• _GIVEN RECORDS_:
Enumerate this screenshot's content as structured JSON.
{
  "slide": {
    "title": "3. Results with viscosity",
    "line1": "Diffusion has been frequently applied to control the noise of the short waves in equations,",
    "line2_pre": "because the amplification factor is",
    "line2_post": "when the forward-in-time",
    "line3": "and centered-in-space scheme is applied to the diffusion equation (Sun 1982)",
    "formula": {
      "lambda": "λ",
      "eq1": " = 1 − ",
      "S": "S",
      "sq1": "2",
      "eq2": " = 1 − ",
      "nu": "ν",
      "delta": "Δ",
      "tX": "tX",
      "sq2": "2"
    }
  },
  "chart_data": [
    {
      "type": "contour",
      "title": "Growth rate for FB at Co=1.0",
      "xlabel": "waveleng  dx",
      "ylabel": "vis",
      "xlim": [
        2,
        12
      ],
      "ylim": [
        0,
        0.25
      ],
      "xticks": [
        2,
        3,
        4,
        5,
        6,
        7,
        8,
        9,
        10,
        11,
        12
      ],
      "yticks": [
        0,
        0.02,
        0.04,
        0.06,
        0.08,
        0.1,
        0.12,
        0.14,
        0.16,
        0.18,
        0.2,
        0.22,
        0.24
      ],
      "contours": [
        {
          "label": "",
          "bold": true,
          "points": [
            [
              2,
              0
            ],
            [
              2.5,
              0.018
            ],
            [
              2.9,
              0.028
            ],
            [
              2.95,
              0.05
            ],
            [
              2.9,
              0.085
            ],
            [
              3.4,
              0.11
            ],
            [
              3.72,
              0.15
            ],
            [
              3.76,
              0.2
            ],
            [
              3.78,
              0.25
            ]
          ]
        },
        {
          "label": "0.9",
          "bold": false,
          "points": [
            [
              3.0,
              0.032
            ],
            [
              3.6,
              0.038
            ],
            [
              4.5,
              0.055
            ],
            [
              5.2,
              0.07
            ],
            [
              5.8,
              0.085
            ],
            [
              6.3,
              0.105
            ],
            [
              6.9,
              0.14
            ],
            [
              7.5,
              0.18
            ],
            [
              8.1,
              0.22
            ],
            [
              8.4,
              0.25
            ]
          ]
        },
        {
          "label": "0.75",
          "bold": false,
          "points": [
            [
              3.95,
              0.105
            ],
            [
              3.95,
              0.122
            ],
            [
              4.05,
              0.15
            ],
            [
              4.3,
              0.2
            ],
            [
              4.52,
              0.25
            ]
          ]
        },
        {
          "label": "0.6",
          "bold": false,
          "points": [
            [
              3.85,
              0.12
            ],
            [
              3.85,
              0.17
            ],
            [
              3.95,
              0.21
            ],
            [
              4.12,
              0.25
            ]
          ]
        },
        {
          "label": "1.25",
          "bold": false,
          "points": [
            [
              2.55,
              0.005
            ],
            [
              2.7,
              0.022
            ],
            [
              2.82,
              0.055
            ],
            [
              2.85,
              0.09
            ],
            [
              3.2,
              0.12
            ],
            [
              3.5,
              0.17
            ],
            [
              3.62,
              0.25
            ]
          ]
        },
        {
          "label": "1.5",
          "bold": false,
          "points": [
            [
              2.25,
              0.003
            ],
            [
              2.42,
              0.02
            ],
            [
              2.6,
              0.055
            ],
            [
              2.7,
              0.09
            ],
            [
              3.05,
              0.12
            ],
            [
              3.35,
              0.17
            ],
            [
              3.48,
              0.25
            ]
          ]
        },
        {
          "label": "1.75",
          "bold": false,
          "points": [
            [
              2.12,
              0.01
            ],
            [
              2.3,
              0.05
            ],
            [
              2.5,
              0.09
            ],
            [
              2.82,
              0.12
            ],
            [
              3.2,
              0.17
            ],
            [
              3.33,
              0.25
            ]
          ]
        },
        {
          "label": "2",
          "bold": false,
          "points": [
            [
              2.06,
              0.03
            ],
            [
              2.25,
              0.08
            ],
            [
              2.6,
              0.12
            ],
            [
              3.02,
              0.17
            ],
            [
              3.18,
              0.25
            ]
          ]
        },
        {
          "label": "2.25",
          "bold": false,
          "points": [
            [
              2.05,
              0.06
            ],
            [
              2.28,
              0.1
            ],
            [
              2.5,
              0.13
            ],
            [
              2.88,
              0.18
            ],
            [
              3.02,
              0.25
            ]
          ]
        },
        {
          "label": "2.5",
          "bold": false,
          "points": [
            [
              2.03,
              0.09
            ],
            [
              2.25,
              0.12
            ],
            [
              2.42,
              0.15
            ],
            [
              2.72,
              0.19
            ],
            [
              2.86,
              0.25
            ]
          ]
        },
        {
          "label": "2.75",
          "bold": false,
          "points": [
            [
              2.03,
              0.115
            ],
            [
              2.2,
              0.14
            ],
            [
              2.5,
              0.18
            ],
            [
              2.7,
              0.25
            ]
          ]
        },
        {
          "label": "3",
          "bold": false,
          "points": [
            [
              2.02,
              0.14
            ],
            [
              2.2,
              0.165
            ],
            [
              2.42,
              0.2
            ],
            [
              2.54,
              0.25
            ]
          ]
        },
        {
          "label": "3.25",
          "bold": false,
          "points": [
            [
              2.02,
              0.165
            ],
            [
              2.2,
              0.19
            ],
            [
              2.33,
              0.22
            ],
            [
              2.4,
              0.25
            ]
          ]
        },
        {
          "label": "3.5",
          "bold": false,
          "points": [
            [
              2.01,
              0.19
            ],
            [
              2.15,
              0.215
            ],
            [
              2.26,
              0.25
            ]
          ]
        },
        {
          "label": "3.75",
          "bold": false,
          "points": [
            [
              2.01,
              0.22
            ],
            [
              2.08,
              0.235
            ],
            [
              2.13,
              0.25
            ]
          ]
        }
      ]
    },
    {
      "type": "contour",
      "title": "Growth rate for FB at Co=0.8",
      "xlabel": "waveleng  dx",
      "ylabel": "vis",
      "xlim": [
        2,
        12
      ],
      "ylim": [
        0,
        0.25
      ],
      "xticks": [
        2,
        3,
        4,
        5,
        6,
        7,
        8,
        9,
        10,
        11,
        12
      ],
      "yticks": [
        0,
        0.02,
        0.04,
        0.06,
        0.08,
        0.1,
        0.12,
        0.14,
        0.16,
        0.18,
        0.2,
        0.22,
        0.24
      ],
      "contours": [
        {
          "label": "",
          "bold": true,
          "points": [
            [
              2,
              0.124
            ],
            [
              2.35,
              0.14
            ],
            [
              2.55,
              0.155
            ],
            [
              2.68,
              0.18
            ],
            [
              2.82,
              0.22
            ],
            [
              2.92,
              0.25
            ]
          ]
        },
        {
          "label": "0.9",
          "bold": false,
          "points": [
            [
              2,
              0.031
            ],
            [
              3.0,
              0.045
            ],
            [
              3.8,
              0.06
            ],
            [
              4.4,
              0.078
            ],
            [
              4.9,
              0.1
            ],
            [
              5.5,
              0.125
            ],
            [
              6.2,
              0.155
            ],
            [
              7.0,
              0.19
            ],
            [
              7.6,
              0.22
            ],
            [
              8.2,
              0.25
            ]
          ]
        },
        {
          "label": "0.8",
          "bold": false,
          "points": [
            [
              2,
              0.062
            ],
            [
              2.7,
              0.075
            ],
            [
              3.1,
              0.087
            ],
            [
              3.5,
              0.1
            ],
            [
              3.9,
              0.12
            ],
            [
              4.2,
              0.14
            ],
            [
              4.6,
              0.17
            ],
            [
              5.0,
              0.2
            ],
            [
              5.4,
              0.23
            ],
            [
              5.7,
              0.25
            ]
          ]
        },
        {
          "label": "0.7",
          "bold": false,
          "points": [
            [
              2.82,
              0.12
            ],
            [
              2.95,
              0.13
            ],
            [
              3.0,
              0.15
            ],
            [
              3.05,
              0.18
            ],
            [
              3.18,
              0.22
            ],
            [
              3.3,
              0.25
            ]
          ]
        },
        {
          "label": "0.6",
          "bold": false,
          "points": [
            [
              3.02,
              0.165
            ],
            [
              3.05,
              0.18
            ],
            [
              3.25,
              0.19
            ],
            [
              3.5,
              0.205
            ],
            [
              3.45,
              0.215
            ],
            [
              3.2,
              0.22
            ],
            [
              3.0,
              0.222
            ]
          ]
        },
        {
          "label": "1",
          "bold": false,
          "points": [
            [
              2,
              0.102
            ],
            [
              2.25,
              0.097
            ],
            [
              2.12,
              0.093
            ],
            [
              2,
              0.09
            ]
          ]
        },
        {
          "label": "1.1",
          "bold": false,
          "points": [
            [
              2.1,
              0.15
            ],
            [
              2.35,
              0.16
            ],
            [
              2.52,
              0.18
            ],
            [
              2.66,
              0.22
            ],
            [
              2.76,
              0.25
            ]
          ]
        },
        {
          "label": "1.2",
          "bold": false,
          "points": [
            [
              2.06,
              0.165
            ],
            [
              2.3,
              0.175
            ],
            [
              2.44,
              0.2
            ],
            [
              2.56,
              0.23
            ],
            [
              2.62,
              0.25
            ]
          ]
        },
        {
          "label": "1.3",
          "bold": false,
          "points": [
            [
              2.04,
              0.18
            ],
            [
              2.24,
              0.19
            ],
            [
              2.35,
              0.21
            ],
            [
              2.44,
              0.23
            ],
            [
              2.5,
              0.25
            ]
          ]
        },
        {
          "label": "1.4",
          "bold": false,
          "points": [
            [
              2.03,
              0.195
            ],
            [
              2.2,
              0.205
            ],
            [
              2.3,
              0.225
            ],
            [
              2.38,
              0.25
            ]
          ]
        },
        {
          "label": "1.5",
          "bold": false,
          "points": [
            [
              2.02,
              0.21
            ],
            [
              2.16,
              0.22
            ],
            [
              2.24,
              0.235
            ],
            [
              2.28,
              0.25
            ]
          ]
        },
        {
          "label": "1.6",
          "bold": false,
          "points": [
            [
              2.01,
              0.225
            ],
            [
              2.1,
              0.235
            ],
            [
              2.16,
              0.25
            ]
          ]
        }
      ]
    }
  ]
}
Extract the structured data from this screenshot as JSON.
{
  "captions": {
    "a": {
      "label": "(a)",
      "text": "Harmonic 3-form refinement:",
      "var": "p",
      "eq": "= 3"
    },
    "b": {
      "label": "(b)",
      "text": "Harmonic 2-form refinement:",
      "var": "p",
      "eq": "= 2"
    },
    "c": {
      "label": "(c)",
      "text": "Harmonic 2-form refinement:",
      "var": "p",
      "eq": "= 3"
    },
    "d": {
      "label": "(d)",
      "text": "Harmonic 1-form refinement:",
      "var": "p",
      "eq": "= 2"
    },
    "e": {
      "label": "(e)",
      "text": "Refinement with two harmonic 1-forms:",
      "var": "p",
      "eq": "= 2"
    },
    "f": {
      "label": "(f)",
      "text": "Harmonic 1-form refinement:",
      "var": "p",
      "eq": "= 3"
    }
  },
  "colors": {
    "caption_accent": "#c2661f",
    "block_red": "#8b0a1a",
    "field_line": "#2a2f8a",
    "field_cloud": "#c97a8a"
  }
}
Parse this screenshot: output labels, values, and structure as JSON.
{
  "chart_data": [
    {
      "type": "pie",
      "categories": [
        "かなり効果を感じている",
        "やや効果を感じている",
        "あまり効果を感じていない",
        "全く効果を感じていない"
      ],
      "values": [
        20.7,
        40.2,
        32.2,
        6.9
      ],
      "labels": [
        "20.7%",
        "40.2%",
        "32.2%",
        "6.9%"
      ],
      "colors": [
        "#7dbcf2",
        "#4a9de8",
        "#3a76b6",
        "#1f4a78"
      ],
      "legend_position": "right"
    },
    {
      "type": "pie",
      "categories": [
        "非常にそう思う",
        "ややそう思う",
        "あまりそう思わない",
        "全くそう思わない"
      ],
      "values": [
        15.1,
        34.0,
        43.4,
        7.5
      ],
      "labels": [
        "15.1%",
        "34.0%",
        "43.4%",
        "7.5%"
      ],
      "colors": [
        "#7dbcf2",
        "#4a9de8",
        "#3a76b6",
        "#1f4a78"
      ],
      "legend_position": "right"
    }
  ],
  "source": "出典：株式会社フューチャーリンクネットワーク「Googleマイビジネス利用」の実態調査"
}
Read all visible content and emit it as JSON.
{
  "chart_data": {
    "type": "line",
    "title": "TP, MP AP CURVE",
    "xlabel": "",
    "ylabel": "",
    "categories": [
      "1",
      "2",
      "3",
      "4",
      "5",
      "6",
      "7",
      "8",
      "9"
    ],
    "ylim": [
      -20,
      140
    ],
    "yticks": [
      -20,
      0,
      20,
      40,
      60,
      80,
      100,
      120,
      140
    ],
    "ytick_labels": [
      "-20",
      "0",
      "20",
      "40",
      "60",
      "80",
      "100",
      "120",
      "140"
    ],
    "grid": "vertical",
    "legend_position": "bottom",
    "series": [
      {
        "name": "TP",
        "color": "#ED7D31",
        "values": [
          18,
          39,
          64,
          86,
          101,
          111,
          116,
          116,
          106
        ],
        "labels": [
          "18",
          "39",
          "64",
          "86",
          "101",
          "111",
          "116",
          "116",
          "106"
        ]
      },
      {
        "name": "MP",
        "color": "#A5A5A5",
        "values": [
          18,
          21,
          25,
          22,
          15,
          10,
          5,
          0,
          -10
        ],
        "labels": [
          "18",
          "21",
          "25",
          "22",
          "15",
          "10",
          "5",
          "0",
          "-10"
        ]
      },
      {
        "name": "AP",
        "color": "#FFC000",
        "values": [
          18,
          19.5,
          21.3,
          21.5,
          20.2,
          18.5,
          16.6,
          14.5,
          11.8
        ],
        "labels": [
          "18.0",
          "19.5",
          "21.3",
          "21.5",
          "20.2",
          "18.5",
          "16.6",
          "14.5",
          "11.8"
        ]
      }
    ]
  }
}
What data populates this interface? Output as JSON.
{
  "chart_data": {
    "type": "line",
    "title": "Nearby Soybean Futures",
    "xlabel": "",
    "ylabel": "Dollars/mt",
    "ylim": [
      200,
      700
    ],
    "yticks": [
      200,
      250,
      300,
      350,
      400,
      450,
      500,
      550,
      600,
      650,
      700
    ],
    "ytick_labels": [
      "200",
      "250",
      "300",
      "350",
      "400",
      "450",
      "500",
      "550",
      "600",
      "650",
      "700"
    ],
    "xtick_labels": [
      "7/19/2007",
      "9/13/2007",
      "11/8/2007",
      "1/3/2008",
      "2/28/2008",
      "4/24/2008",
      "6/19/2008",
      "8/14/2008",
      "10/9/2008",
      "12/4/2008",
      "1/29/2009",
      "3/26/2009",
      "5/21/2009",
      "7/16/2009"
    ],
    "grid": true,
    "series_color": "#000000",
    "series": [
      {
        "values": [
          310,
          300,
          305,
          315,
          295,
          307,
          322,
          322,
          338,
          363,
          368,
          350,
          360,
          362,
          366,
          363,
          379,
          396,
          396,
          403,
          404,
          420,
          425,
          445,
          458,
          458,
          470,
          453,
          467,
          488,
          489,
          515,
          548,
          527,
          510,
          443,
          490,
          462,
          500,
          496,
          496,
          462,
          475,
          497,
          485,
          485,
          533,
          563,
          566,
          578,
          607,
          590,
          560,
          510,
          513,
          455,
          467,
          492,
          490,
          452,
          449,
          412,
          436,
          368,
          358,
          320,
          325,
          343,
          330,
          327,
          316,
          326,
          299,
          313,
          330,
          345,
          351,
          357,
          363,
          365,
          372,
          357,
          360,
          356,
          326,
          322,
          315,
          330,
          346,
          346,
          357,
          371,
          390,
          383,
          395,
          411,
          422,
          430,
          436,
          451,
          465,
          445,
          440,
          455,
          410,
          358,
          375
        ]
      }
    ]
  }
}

• _TASK_:
From the listing above, copy every line that includes the word "structured".

• _WRITTEN RESPONSE_:
Enumerate this screenshot's content as structured JSON.
Extract the structured data from this screenshot as JSON.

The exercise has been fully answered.